[SET EXERCISE] Repeat the listing below in full, exactly as it stands.

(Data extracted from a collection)
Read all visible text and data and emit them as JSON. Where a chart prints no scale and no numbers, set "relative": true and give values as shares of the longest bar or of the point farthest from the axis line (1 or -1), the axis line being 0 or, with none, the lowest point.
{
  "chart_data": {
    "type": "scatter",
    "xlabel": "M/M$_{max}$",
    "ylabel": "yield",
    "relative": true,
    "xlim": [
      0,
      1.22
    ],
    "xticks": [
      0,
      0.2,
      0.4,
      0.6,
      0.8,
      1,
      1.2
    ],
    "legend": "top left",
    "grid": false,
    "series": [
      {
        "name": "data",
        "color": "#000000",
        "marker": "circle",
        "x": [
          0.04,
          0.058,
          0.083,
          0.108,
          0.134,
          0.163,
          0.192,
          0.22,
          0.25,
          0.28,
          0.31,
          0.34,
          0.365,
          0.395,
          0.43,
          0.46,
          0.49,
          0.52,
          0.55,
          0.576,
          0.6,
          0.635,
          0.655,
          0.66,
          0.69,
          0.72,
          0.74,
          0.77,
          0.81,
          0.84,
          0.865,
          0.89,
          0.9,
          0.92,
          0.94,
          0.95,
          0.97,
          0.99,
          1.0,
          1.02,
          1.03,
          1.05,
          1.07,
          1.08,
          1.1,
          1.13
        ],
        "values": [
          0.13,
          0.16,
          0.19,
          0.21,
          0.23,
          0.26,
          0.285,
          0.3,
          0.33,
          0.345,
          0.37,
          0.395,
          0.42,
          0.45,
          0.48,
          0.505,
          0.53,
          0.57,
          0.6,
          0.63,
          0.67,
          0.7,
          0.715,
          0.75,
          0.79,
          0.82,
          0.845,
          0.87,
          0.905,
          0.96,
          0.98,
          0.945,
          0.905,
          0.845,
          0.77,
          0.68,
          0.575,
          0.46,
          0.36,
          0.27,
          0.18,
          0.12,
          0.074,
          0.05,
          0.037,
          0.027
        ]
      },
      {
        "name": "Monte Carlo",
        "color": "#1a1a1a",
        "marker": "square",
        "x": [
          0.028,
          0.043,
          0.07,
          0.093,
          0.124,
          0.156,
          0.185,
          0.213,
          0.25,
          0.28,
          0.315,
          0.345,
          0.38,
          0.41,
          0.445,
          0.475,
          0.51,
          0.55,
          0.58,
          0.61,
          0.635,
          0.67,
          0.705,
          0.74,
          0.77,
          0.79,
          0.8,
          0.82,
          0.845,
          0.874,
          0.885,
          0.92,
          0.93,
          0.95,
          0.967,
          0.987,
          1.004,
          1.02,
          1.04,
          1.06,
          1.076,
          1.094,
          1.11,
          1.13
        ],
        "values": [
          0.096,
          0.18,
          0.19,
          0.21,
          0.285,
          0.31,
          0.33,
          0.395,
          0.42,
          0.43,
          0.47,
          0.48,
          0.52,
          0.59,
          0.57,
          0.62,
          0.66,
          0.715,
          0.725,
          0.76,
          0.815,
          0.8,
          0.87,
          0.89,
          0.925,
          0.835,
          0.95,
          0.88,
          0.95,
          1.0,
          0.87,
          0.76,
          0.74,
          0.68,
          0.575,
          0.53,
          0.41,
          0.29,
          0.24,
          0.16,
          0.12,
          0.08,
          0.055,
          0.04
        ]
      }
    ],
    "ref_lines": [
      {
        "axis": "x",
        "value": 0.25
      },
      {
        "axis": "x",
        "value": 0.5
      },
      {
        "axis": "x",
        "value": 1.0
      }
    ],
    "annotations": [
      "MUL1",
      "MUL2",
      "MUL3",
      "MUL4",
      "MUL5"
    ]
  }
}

[REPLY]
Read all visible text and data and emit them as JSON. Where a chart prints no scale and no numbers, set "relative": true and give values as shares of the longest bar or of the point farthest from the axis line (1 or -1), the axis line being 0 or, with none, the lowest point.
{
  "chart_data": {
    "type": "scatter",
    "xlabel": "M/M$_{max}$",
    "ylabel": "yield",
    "relative": true,
    "xlim": [
      0,
      1.22
    ],
    "xticks": [
      0,
      0.2,
      0.4,
      0.6,
      0.8,
      1,
      1.2
    ],
    "legend": "top left",
    "grid": false,
    "series": [
      {
        "name": "data",
        "color": "#000000",
        "marker": "circle",
        "x": [
          0.04,
          0.058,
          0.083,
          0.108,
          0.134,
          0.163,
          0.192,
          0.22,
          0.25,
          0.28,
          0.31,
          0.34,
          0.365,
          0.395,
          0.43,
          0.46,
          0.49,
          0.52,
          0.55,
          0.576,
          0.6,
          0.635,
          0.655,
          0.66,
          0.69,
          0.72,
          0.74,
          0.77,
          0.81,
          0.84,
          0.865,
          0.89,
          0.9,
          0.92,
          0.94,
          0.95,
          0.97,
          0.99,
          1.0,
          1.02,
          1.03,
          1.05,
          1.07,
          1.08,
          1.1,
          1.13
        ],
        "values": [
          0.13,
          0.16,
          0.19,
          0.21,
          0.23,
          0.26,
          0.285,
          0.3,
          0.33,
          0.345,
          0.37,
          0.395,
          0.42,
          0.45,
          0.48,
          0.505,
          0.53,
          0.57,
          0.6,
          0.63,
          0.67,
          0.7,
          0.715,
          0.75,
          0.79,
          0.82,
          0.845,
          0.87,
          0.905,
          0.96,
          0.98,
          0.945,
          0.905,
          0.845,
          0.77,
          0.68,
          0.575,
          0.46,
          0.36,
          0.27,
          0.18,
          0.12,
          0.074,
          0.05,
          0.037,
          0.027
        ]
      },
      {
        "name": "Monte Carlo",
        "color": "#1a1a1a",
        "marker": "square",
        "x": [
          0.028,
          0.043,
          0.07,
          0.093,
          0.124,
          0.156,
          0.185,
          0.213,
          0.25,
          0.28,
          0.315,
          0.345,
          0.38,
          0.41,
          0.445,
          0.475,
          0.51,
          0.55,
          0.58,
          0.61,
          0.635,
          0.67,
          0.705,
          0.74,
          0.77,
          0.79,
          0.8,
          0.82,
          0.845,
          0.874,
          0.885,
          0.92,
          0.93,
          0.95,
          0.967,
          0.987,
          1.004,
          1.02,
          1.04,
          1.06,
          1.076,
          1.094,
          1.11,
          1.13
        ],
        "values": [
          0.096,
          0.18,
          0.19,
          0.21,
          0.285,
          0.31,
          0.33,
          0.395,
          0.42,
          0.43,
          0.47,
          0.48,
          0.52,
          0.59,
          0.57,
          0.62,
          0.66,
          0.715,
          0.725,
          0.76,
          0.815,
          0.8,
          0.87,
          0.89,
          0.925,
          0.835,
          0.95,
          0.88,
          0.95,
          1.0,
          0.87,
          0.76,
          0.74,
          0.68,
          0.575,
          0.53,
          0.41,
          0.29,
          0.24,
          0.16,
          0.12,
          0.08,
          0.055,
          0.04
        ]
      }
    ],
    "ref_lines": [
      {
        "axis": "x",
        "value": 0.25
      },
      {
        "axis": "x",
        "value": 0.5
      },
      {
        "axis": "x",
        "value": 1.0
      }
    ],
    "annotations": [
      "MUL1",
      "MUL2",
      "MUL3",
      "MUL4",
      "MUL5"
    ]
  }
}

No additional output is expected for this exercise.